> _Material to process_:

==========

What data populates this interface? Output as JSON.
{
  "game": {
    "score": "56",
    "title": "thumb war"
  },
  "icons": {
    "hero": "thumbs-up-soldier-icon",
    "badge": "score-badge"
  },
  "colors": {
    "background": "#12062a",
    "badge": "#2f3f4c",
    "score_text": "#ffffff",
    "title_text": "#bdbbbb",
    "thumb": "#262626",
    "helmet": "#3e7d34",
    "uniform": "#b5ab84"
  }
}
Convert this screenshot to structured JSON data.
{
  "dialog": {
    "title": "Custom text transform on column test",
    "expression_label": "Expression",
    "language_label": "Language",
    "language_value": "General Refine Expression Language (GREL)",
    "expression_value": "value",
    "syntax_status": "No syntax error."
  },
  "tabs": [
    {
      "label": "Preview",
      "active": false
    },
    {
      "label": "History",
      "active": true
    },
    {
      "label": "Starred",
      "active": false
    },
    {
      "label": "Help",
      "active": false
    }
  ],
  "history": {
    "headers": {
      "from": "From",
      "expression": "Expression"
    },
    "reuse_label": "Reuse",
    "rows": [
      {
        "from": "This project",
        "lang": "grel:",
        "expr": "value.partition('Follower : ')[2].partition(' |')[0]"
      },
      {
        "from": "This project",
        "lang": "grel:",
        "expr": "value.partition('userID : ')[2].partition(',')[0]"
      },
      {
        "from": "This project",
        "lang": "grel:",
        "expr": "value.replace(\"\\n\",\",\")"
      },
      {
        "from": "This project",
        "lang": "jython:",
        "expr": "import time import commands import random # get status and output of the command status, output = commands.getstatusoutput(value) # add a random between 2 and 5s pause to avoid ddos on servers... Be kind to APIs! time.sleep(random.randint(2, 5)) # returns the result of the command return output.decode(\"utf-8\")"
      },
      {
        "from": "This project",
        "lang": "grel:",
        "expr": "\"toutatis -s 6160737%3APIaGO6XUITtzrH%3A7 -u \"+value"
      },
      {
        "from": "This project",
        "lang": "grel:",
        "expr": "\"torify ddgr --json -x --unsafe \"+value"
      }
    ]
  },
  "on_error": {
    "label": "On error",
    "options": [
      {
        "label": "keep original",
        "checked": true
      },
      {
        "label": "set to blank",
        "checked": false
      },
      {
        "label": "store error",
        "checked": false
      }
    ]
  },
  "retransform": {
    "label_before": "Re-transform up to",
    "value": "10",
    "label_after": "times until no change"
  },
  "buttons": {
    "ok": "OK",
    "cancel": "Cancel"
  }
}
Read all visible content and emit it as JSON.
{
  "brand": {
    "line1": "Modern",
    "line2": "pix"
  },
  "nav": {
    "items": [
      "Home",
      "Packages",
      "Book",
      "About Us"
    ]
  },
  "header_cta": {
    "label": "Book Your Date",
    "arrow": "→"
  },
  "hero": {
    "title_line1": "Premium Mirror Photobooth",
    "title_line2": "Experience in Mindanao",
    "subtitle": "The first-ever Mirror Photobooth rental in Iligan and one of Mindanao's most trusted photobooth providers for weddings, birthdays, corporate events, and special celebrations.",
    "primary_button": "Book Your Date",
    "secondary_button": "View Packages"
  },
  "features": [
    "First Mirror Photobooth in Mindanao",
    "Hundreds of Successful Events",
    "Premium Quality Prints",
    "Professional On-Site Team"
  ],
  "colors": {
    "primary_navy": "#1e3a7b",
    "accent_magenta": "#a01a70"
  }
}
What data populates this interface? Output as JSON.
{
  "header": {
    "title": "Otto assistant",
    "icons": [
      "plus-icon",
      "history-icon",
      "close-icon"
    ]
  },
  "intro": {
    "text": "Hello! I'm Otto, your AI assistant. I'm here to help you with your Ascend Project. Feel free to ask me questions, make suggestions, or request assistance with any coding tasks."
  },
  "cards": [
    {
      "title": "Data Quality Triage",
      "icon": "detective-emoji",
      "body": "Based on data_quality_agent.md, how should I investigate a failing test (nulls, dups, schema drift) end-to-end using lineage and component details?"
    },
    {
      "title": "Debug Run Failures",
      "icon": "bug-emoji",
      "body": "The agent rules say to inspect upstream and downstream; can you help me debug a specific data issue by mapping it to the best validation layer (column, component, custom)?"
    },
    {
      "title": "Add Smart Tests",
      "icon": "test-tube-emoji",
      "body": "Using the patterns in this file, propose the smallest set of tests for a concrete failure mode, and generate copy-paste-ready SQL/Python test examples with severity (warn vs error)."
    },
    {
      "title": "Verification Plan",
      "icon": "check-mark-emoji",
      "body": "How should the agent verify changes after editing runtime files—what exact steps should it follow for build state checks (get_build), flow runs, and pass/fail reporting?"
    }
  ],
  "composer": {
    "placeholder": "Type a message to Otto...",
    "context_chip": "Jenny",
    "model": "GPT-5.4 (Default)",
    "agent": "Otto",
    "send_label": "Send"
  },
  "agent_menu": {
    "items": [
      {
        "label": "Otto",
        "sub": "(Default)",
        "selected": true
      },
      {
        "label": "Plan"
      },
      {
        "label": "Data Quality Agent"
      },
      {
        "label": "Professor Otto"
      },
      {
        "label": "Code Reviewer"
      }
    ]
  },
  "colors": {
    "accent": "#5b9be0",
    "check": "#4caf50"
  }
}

==========

> _Objective_: Word for word, write out all of the data above.

> _In response_:
What data populates this interface? Output as JSON.
{
  "game": {
    "score": "56",
    "title": "thumb war"
  },
  "icons": {
    "hero": "thumbs-up-soldier-icon",
    "badge": "score-badge"
  },
  "colors": {
    "background": "#12062a",
    "badge": "#2f3f4c",
    "score_text": "#ffffff",
    "title_text": "#bdbbbb",
    "thumb": "#262626",
    "helmet": "#3e7d34",
    "uniform": "#b5ab84"
  }
}
Convert this screenshot to structured JSON data.
{
  "dialog": {
    "title": "Custom text transform on column test",
    "expression_label": "Expression",
    "language_label": "Language",
    "language_value": "General Refine Expression Language (GREL)",
    "expression_value": "value",
    "syntax_status": "No syntax error."
  },
  "tabs": [
    {
      "label": "Preview",
      "active": false
    },
    {
      "label": "History",
      "active": true
    },
    {
      "label": "Starred",
      "active": false
    },
    {
      "label": "Help",
      "active": false
    }
  ],
  "history": {
    "headers": {
      "from": "From",
      "expression": "Expression"
    },
    "reuse_label": "Reuse",
    "rows": [
      {
        "from": "This project",
        "lang": "grel:",
        "expr": "value.partition('Follower : ')[2].partition(' |')[0]"
      },
      {
        "from": "This project",
        "lang": "grel:",
        "expr": "value.partition('userID : ')[2].partition(',')[0]"
      },
      {
        "from": "This project",
        "lang": "grel:",
        "expr": "value.replace(\"\\n\",\",\")"
      },
      {
        "from": "This project",
        "lang": "jython:",
        "expr": "import time import commands import random # get status and output of the command status, output = commands.getstatusoutput(value) # add a random between 2 and 5s pause to avoid ddos on servers... Be kind to APIs! time.sleep(random.randint(2, 5)) # returns the result of the command return output.decode(\"utf-8\")"
      },
      {
        "from": "This project",
        "lang": "grel:",
        "expr": "\"toutatis -s 6160737%3APIaGO6XUITtzrH%3A7 -u \"+value"
      },
      {
        "from": "This project",
        "lang": "grel:",
        "expr": "\"torify ddgr --json -x --unsafe \"+value"
      }
    ]
  },
  "on_error": {
    "label": "On error",
    "options": [
      {
        "label": "keep original",
        "checked": true
      },
      {
        "label": "set to blank",
        "checked": false
      },
      {
        "label": "store error",
        "checked": false
      }
    ]
  },
  "retransform": {
    "label_before": "Re-transform up to",
    "value": "10",
    "label_after": "times until no change"
  },
  "buttons": {
    "ok": "OK",
    "cancel": "Cancel"
  }
}
Read all visible content and emit it as JSON.
{
  "brand": {
    "line1": "Modern",
    "line2": "pix"
  },
  "nav": {
    "items": [
      "Home",
      "Packages",
      "Book",
      "About Us"
    ]
  },
  "header_cta": {
    "label": "Book Your Date",
    "arrow": "→"
  },
  "hero": {
    "title_line1": "Premium Mirror Photobooth",
    "title_line2": "Experience in Mindanao",
    "subtitle": "The first-ever Mirror Photobooth rental in Iligan and one of Mindanao's most trusted photobooth providers for weddings, birthdays, corporate events, and special celebrations.",
    "primary_button": "Book Your Date",
    "secondary_button": "View Packages"
  },
  "features": [
    "First Mirror Photobooth in Mindanao",
    "Hundreds of Successful Events",
    "Premium Quality Prints",
    "Professional On-Site Team"
  ],
  "colors": {
    "primary_navy": "#1e3a7b",
    "accent_magenta": "#a01a70"
  }
}
What data populates this interface? Output as JSON.
{
  "header": {
    "title": "Otto assistant",
    "icons": [
      "plus-icon",
      "history-icon",
      "close-icon"
    ]
  },
  "intro": {
    "text": "Hello! I'm Otto, your AI assistant. I'm here to help you with your Ascend Project. Feel free to ask me questions, make suggestions, or request assistance with any coding tasks."
  },
  "cards": [
    {
      "title": "Data Quality Triage",
      "icon": "detective-emoji",
      "body": "Based on data_quality_agent.md, how should I investigate a failing test (nulls, dups, schema drift) end-to-end using lineage and component details?"
    },
    {
      "title": "Debug Run Failures",
      "icon": "bug-emoji",
      "body": "The agent rules say to inspect upstream and downstream; can you help me debug a specific data issue by mapping it to the best validation layer (column, component, custom)?"
    },
    {
      "title": "Add Smart Tests",
      "icon": "test-tube-emoji",
      "body": "Using the patterns in this file, propose the smallest set of tests for a concrete failure mode, and generate copy-paste-ready SQL/Python test examples with severity (warn vs error)."
    },
    {
      "title": "Verification Plan",
      "icon": "check-mark-emoji",
      "body": "How should the agent verify changes after editing runtime files—what exact steps should it follow for build state checks (get_build), flow runs, and pass/fail reporting?"
    }
  ],
  "composer": {
    "placeholder": "Type a message to Otto...",
    "context_chip": "Jenny",
    "model": "GPT-5.4 (Default)",
    "agent": "Otto",
    "send_label": "Send"
  },
  "agent_menu": {
    "items": [
      {
        "label": "Otto",
        "sub": "(Default)",
        "selected": true
      },
      {
        "label": "Plan"
      },
      {
        "label": "Data Quality Agent"
      },
      {
        "label": "Professor Otto"
      },
      {
        "label": "Code Reviewer"
      }
    ]
  },
  "colors": {
    "accent": "#5b9be0",
    "check": "#4caf50"
  }
}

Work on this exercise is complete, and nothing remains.